Quote each record exactly, please, leaving none out.

§ **PROVIDED RECORDS**
##########
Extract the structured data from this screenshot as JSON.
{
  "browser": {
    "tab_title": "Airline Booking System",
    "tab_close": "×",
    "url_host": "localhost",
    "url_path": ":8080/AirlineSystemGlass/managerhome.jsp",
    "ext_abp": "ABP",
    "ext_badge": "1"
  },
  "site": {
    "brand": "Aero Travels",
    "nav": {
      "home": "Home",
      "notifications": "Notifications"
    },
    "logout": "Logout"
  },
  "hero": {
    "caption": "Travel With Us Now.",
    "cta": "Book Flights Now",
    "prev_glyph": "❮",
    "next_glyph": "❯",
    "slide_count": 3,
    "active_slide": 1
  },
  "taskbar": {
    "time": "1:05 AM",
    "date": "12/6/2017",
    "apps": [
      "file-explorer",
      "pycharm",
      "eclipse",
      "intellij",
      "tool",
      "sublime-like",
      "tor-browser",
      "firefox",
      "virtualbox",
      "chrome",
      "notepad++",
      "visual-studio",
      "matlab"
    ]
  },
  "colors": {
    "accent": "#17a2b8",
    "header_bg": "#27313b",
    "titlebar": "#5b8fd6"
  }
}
##########
§ **SOLUTION BELOW**
Extract the structured data from this screenshot as JSON.
{
  "browser": {
    "tab_title": "Airline Booking System",
    "tab_close": "×",
    "url_host": "localhost",
    "url_path": ":8080/AirlineSystemGlass/managerhome.jsp",
    "ext_abp": "ABP",
    "ext_badge": "1"
  },
  "site": {
    "brand": "Aero Travels",
    "nav": {
      "home": "Home",
      "notifications": "Notifications"
    },
    "logout": "Logout"
  },
  "hero": {
    "caption": "Travel With Us Now.",
    "cta": "Book Flights Now",
    "prev_glyph": "❮",
    "next_glyph": "❯",
    "slide_count": 3,
    "active_slide": 1
  },
  "taskbar": {
    "time": "1:05 AM",
    "date": "12/6/2017",
    "apps": [
      "file-explorer",
      "pycharm",
      "eclipse",
      "intellij",
      "tool",
      "sublime-like",
      "tor-browser",
      "firefox",
      "virtualbox",
      "chrome",
      "notepad++",
      "visual-studio",
      "matlab"
    ]
  },
  "colors": {
    "accent": "#17a2b8",
    "header_bg": "#27313b",
    "titlebar": "#5b8fd6"
  }
}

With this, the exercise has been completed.